_Task to carry out_
Omit the pictures from the entries below and retype everything else exactly.

_Stored records_
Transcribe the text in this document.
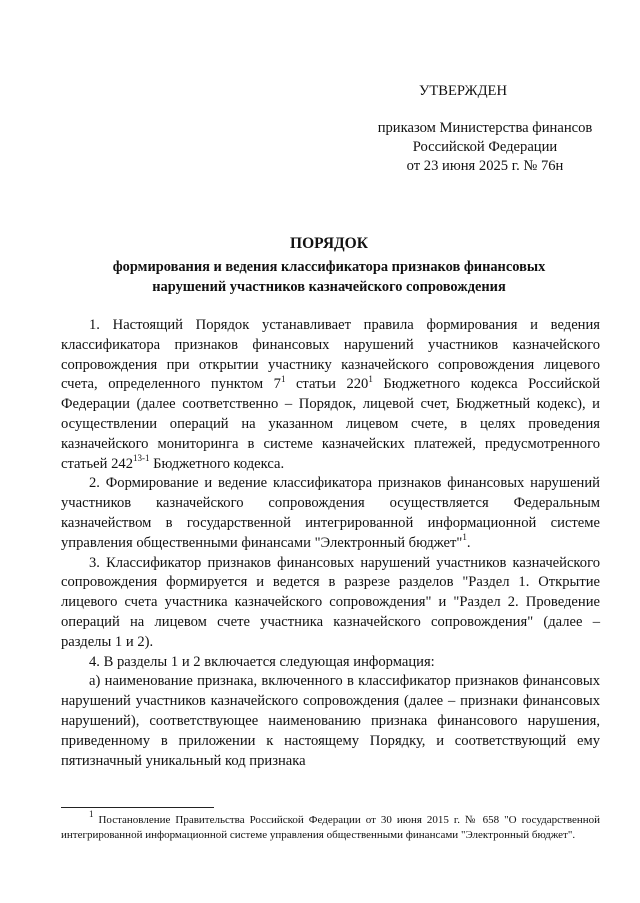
УТВЕРЖДЕН
приказом Министерства финансов
Российской Федерации
от 23 июня 2025 г. № 76н
ПОРЯДОК
формирования и ведения классификатора признаков финансовых
нарушений участников казначейского сопровождения

1. Настоящий Порядок устанавливает правила формирования и ведения классификатора признаков финансовых нарушений участников казначейского сопровождения при открытии участнику казначейского сопровождения лицевого счета, определенного пунктом $7^1$ статьи $220^1$ Бюджетного кодекса Российской Федерации (далее соответственно – Порядок, лицевой счет, Бюджетный кодекс), и осуществлении операций на указанном лицевом счете, в целях проведения казначейского мониторинга в системе казначейских платежей, предусмотренного статьей 242$^{13-1}$ Бюджетного кодекса.

2. Формирование и ведение классификатора признаков финансовых нарушений участников казначейского сопровождения осуществляется Федеральным казначейством в государственной интегрированной информационной системе управления общественными финансами "Электронный бюджет"$^1$.

3. Классификатор признаков финансовых нарушений участников казначейского сопровождения формируется и ведется в разрезе разделов "Раздел 1. Открытие лицевого счета участника казначейского сопровождения" и "Раздел 2. Проведение операций на лицевом счете участника казначейского сопровождения" (далее – разделы 1 и 2).

4. В разделы 1 и 2 включается следующая информация:

а) наименование признака, включенного в классификатор признаков финансовых нарушений участников казначейского сопровождения (далее – признаки финансовых нарушений), соответствующее наименованию признака финансового нарушения, приведенному в приложении к настоящему Порядку, и соответствующий ему пятизначный уникальный код признака

$^1$ Постановление Правительства Российской Федерации от 30 июня 2015 г. № 658 "О государственной интегрированной информационной системе управления общественными финансами "Электронный бюджет".
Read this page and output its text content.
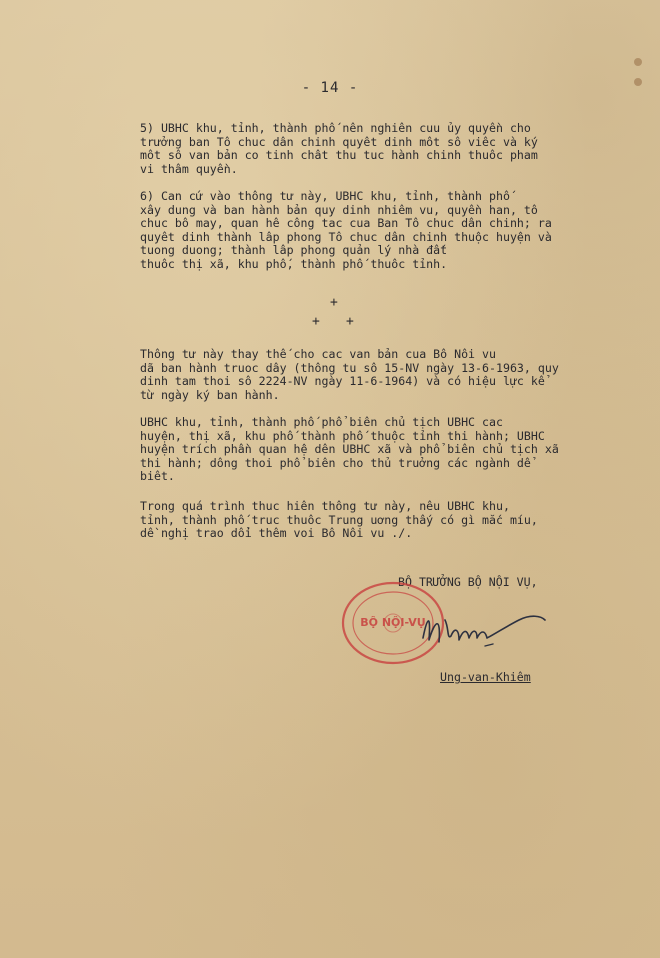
- 14 -

5) UBHC khu, tỉnh, thành phố nên nghiên cuu ủy quyền cho
trưởng ban Tô chuc dân chinh quyêt dinh môt sô viêc và ký
môt sô van bản co tinh chât thu tuc hành chinh thuôc pham
vi thâm quyền.

6) Can cứ vào thông tư này, UBHC khu, tỉnh, thành phố
xây dung và ban hành bản quy dinh nhiêm vu, quyền han, tô
chuc bô may, quan hê công tac cua Ban Tô chuc dân chinh; ra
quyêt dinh thành lâp phong Tô chuc dân chinh thuộc huyện và
tuong duong; thành lâp phong quản lý nhà đất
thuôc thị xã, khu phố, thành phố thuôc tỉnh.

+
+ +

Thông tư này thay thế cho cac van bản cua Bô Nôi vu
dã ban hành truoc dây (thông tu sô 15-NV ngày 13-6-1963, quy
dinh tam thoi sô 2224-NV ngày 11-6-1964) và có hiệu lực kể
từ ngày ký ban hành.

UBHC khu, tỉnh, thành phố phổ biên chủ tịch UBHC cac
huyện, thị xã, khu phố thành phố thuộc tỉnh thi hành; UBHC
huyện trích phần quan hệ dên UBHC xã và phổ biên chủ tịch xã
thi hành; dông thoi phổ biên cho thủ truởng các ngành dể
biêt.

Trong quá trình thuc hiên thông tư này, nêu UBHC khu,
tỉnh, thành phố truc thuôc Trung uơng thấy có gì mắc míu,
dề nghị trao dổi thêm voi Bô Nôi vu ./.

BỘ TRƯỞNG BỘ NỘI VỤ,
BỘ NỘI-VỤ
Ung-van-Khiêm
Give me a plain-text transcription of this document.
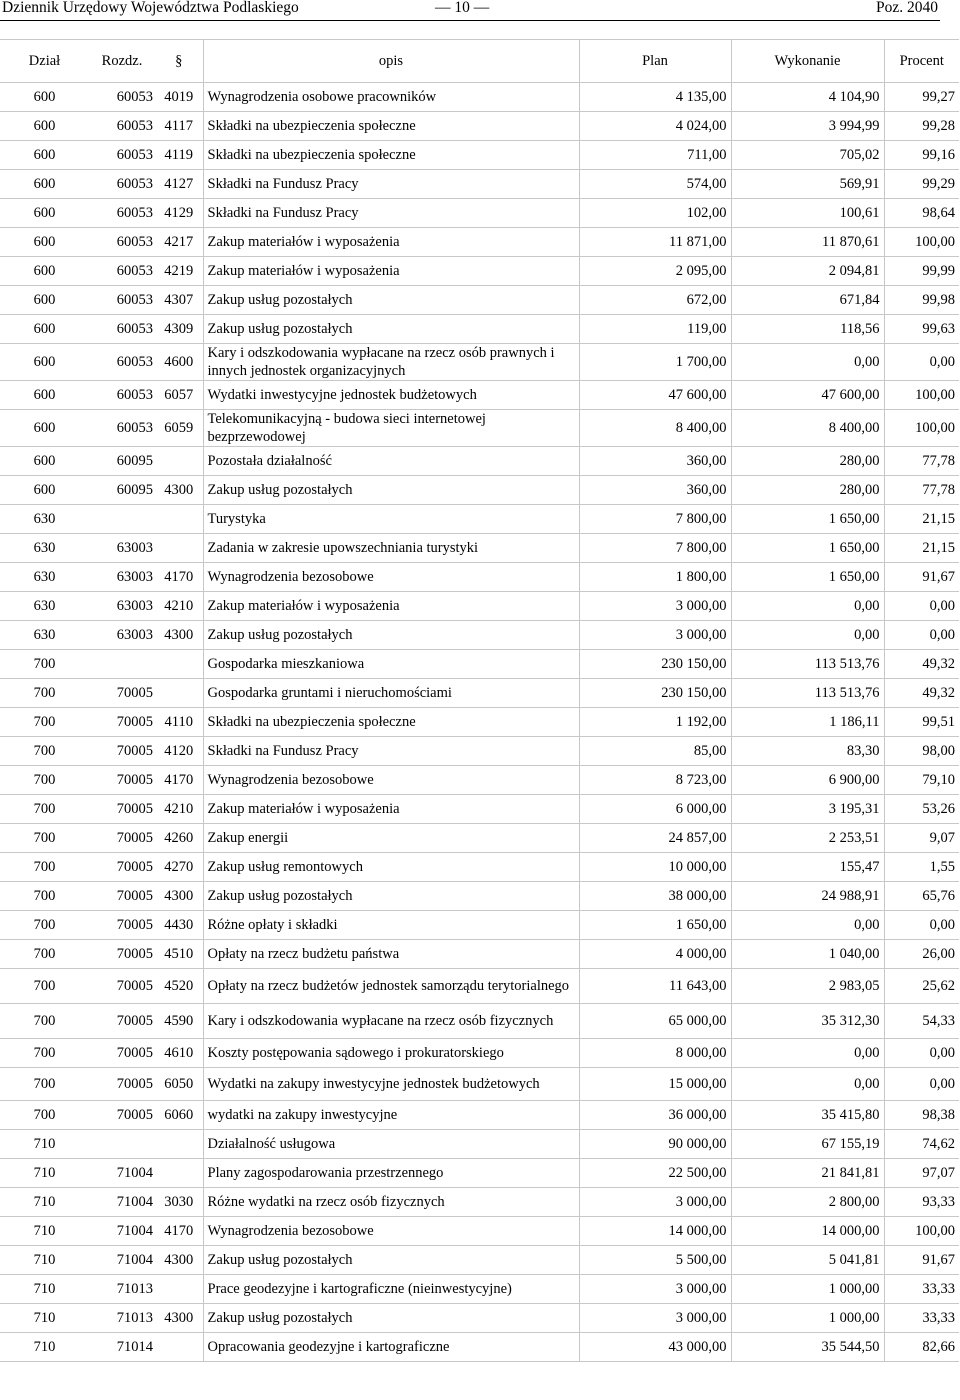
Dziennik Urzędowy Województwa Podlaskiego	— 10 —	Poz. 2040
Dział	Rozdz.	§	opis	Plan	Wykonanie	Procent
600	60053	4019	Wynagrodzenia osobowe pracowników	4 135,00	4 104,90	99,27
600	60053	4117	Składki na ubezpieczenia społeczne	4 024,00	3 994,99	99,28
600	60053	4119	Składki na ubezpieczenia społeczne	711,00	705,02	99,16
600	60053	4127	Składki na Fundusz Pracy	574,00	569,91	99,29
600	60053	4129	Składki na Fundusz Pracy	102,00	100,61	98,64
600	60053	4217	Zakup materiałów i wyposażenia	11 871,00	11 870,61	100,00
600	60053	4219	Zakup materiałów i wyposażenia	2 095,00	2 094,81	99,99
600	60053	4307	Zakup usług pozostałych	672,00	671,84	99,98
600	60053	4309	Zakup usług pozostałych	119,00	118,56	99,63
600	60053	4600	Kary i odszkodowania wypłacane na rzecz osób prawnych i innych jednostek organizacyjnych	1 700,00	0,00	0,00
600	60053	6057	Wydatki inwestycyjne jednostek budżetowych	47 600,00	47 600,00	100,00
600	60053	6059	Telekomunikacyjną - budowa sieci internetowej bezprzewodowej	8 400,00	8 400,00	100,00
600	60095		Pozostała działalność	360,00	280,00	77,78
600	60095	4300	Zakup usług pozostałych	360,00	280,00	77,78
630			Turystyka	7 800,00	1 650,00	21,15
630	63003		Zadania w zakresie upowszechniania turystyki	7 800,00	1 650,00	21,15
630	63003	4170	Wynagrodzenia bezosobowe	1 800,00	1 650,00	91,67
630	63003	4210	Zakup materiałów i wyposażenia	3 000,00	0,00	0,00
630	63003	4300	Zakup usług pozostałych	3 000,00	0,00	0,00
700			Gospodarka mieszkaniowa	230 150,00	113 513,76	49,32
700	70005		Gospodarka gruntami i nieruchomościami	230 150,00	113 513,76	49,32
700	70005	4110	Składki na ubezpieczenia społeczne	1 192,00	1 186,11	99,51
700	70005	4120	Składki na Fundusz Pracy	85,00	83,30	98,00
700	70005	4170	Wynagrodzenia bezosobowe	8 723,00	6 900,00	79,10
700	70005	4210	Zakup materiałów i wyposażenia	6 000,00	3 195,31	53,26
700	70005	4260	Zakup energii	24 857,00	2 253,51	9,07
700	70005	4270	Zakup usług remontowych	10 000,00	155,47	1,55
700	70005	4300	Zakup usług pozostałych	38 000,00	24 988,91	65,76
700	70005	4430	Różne opłaty i składki	1 650,00	0,00	0,00
700	70005	4510	Opłaty na rzecz budżetu państwa	4 000,00	1 040,00	26,00
700	70005	4520	Opłaty na rzecz budżetów jednostek samorządu terytorialnego	11 643,00	2 983,05	25,62
700	70005	4590	Kary i odszkodowania wypłacane na rzecz osób fizycznych	65 000,00	35 312,30	54,33
700	70005	4610	Koszty postępowania sądowego i prokuratorskiego	8 000,00	0,00	0,00
700	70005	6050	Wydatki na zakupy inwestycyjne jednostek budżetowych	15 000,00	0,00	0,00
700	70005	6060	wydatki na zakupy inwestycyjne	36 000,00	35 415,80	98,38
710			Działalność usługowa	90 000,00	67 155,19	74,62
710	71004		Plany zagospodarowania przestrzennego	22 500,00	21 841,81	97,07
710	71004	3030	Różne wydatki na rzecz osób fizycznych	3 000,00	2 800,00	93,33
710	71004	4170	Wynagrodzenia bezosobowe	14 000,00	14 000,00	100,00
710	71004	4300	Zakup usług pozostałych	5 500,00	5 041,81	91,67
710	71013		Prace geodezyjne i kartograficzne (nieinwestycyjne)	3 000,00	1 000,00	33,33
710	71013	4300	Zakup usług pozostałych	3 000,00	1 000,00	33,33
710	71014		Opracowania geodezyjne i kartograficzne	43 000,00	35 544,50	82,66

_Final result_
Transcribe the text in this document.
УТВЕРЖДЕН
приказом Министерства финансов
Российской Федерации
от 23 июня 2025 г. № 76н
ПОРЯДОК
формирования и ведения классификатора признаков финансовых
нарушений участников казначейского сопровождения

1. Настоящий Порядок устанавливает правила формирования и ведения классификатора признаков финансовых нарушений участников казначейского сопровождения при открытии участнику казначейского сопровождения лицевого счета, определенного пунктом $7^1$ статьи $220^1$ Бюджетного кодекса Российской Федерации (далее соответственно – Порядок, лицевой счет, Бюджетный кодекс), и осуществлении операций на указанном лицевом счете, в целях проведения казначейского мониторинга в системе казначейских платежей, предусмотренного статьей 242$^{13-1}$ Бюджетного кодекса.

2. Формирование и ведение классификатора признаков финансовых нарушений участников казначейского сопровождения осуществляется Федеральным казначейством в государственной интегрированной информационной системе управления общественными финансами "Электронный бюджет"$^1$.

3. Классификатор признаков финансовых нарушений участников казначейского сопровождения формируется и ведется в разрезе разделов "Раздел 1. Открытие лицевого счета участника казначейского сопровождения" и "Раздел 2. Проведение операций на лицевом счете участника казначейского сопровождения" (далее – разделы 1 и 2).

4. В разделы 1 и 2 включается следующая информация:

а) наименование признака, включенного в классификатор признаков финансовых нарушений участников казначейского сопровождения (далее – признаки финансовых нарушений), соответствующее наименованию признака финансового нарушения, приведенному в приложении к настоящему Порядку, и соответствующий ему пятизначный уникальный код признака

$^1$ Постановление Правительства Российской Федерации от 30 июня 2015 г. № 658 "О государственной интегрированной информационной системе управления общественными финансами "Электронный бюджет".
Read this page and output its text content.
- 14 -

5) UBHC khu, tỉnh, thành phố nên nghiên cuu ủy quyền cho
trưởng ban Tô chuc dân chinh quyêt dinh môt sô viêc và ký
môt sô van bản co tinh chât thu tuc hành chinh thuôc pham
vi thâm quyền.

6) Can cứ vào thông tư này, UBHC khu, tỉnh, thành phố
xây dung và ban hành bản quy dinh nhiêm vu, quyền han, tô
chuc bô may, quan hê công tac cua Ban Tô chuc dân chinh; ra
quyêt dinh thành lâp phong Tô chuc dân chinh thuộc huyện và
tuong duong; thành lâp phong quản lý nhà đất
thuôc thị xã, khu phố, thành phố thuôc tỉnh.

+
+ +

Thông tư này thay thế cho cac van bản cua Bô Nôi vu
dã ban hành truoc dây (thông tu sô 15-NV ngày 13-6-1963, quy
dinh tam thoi sô 2224-NV ngày 11-6-1964) và có hiệu lực kể
từ ngày ký ban hành.

UBHC khu, tỉnh, thành phố phổ biên chủ tịch UBHC cac
huyện, thị xã, khu phố thành phố thuộc tỉnh thi hành; UBHC
huyện trích phần quan hệ dên UBHC xã và phổ biên chủ tịch xã
thi hành; dông thoi phổ biên cho thủ truởng các ngành dể
biêt.

Trong quá trình thuc hiên thông tư này, nêu UBHC khu,
tỉnh, thành phố truc thuôc Trung uơng thấy có gì mắc míu,
dề nghị trao dổi thêm voi Bô Nôi vu ./.

BỘ TRƯỞNG BỘ NỘI VỤ,
BỘ NỘI-VỤ
Ung-van-Khiêm
Give me a plain-text transcription of this document.
Dziennik Urzędowy Województwa Podlaskiego	— 10 —	Poz. 2040
Dział	Rozdz.	§	opis	Plan	Wykonanie	Procent
600	60053	4019	Wynagrodzenia osobowe pracowników	4 135,00	4 104,90	99,27
600	60053	4117	Składki na ubezpieczenia społeczne	4 024,00	3 994,99	99,28
600	60053	4119	Składki na ubezpieczenia społeczne	711,00	705,02	99,16
600	60053	4127	Składki na Fundusz Pracy	574,00	569,91	99,29
600	60053	4129	Składki na Fundusz Pracy	102,00	100,61	98,64
600	60053	4217	Zakup materiałów i wyposażenia	11 871,00	11 870,61	100,00
600	60053	4219	Zakup materiałów i wyposażenia	2 095,00	2 094,81	99,99
600	60053	4307	Zakup usług pozostałych	672,00	671,84	99,98
600	60053	4309	Zakup usług pozostałych	119,00	118,56	99,63
600	60053	4600	Kary i odszkodowania wypłacane na rzecz osób prawnych i innych jednostek organizacyjnych	1 700,00	0,00	0,00
600	60053	6057	Wydatki inwestycyjne jednostek budżetowych	47 600,00	47 600,00	100,00
600	60053	6059	Telekomunikacyjną - budowa sieci internetowej bezprzewodowej	8 400,00	8 400,00	100,00
600	60095		Pozostała działalność	360,00	280,00	77,78
600	60095	4300	Zakup usług pozostałych	360,00	280,00	77,78
630			Turystyka	7 800,00	1 650,00	21,15
630	63003		Zadania w zakresie upowszechniania turystyki	7 800,00	1 650,00	21,15
630	63003	4170	Wynagrodzenia bezosobowe	1 800,00	1 650,00	91,67
630	63003	4210	Zakup materiałów i wyposażenia	3 000,00	0,00	0,00
630	63003	4300	Zakup usług pozostałych	3 000,00	0,00	0,00
700			Gospodarka mieszkaniowa	230 150,00	113 513,76	49,32
700	70005		Gospodarka gruntami i nieruchomościami	230 150,00	113 513,76	49,32
700	70005	4110	Składki na ubezpieczenia społeczne	1 192,00	1 186,11	99,51
700	70005	4120	Składki na Fundusz Pracy	85,00	83,30	98,00
700	70005	4170	Wynagrodzenia bezosobowe	8 723,00	6 900,00	79,10
700	70005	4210	Zakup materiałów i wyposażenia	6 000,00	3 195,31	53,26
700	70005	4260	Zakup energii	24 857,00	2 253,51	9,07
700	70005	4270	Zakup usług remontowych	10 000,00	155,47	1,55
700	70005	4300	Zakup usług pozostałych	38 000,00	24 988,91	65,76
700	70005	4430	Różne opłaty i składki	1 650,00	0,00	0,00
700	70005	4510	Opłaty na rzecz budżetu państwa	4 000,00	1 040,00	26,00
700	70005	4520	Opłaty na rzecz budżetów jednostek samorządu terytorialnego	11 643,00	2 983,05	25,62
700	70005	4590	Kary i odszkodowania wypłacane na rzecz osób fizycznych	65 000,00	35 312,30	54,33
700	70005	4610	Koszty postępowania sądowego i prokuratorskiego	8 000,00	0,00	0,00
700	70005	6050	Wydatki na zakupy inwestycyjne jednostek budżetowych	15 000,00	0,00	0,00
700	70005	6060	wydatki na zakupy inwestycyjne	36 000,00	35 415,80	98,38
710			Działalność usługowa	90 000,00	67 155,19	74,62
710	71004		Plany zagospodarowania przestrzennego	22 500,00	21 841,81	97,07
710	71004	3030	Różne wydatki na rzecz osób fizycznych	3 000,00	2 800,00	93,33
710	71004	4170	Wynagrodzenia bezosobowe	14 000,00	14 000,00	100,00
710	71004	4300	Zakup usług pozostałych	5 500,00	5 041,81	91,67
710	71013		Prace geodezyjne i kartograficzne (nieinwestycyjne)	3 000,00	1 000,00	33,33
710	71013	4300	Zakup usług pozostałych	3 000,00	1 000,00	33,33
710	71014		Opracowania geodezyjne i kartograficzne	43 000,00	35 544,50	82,66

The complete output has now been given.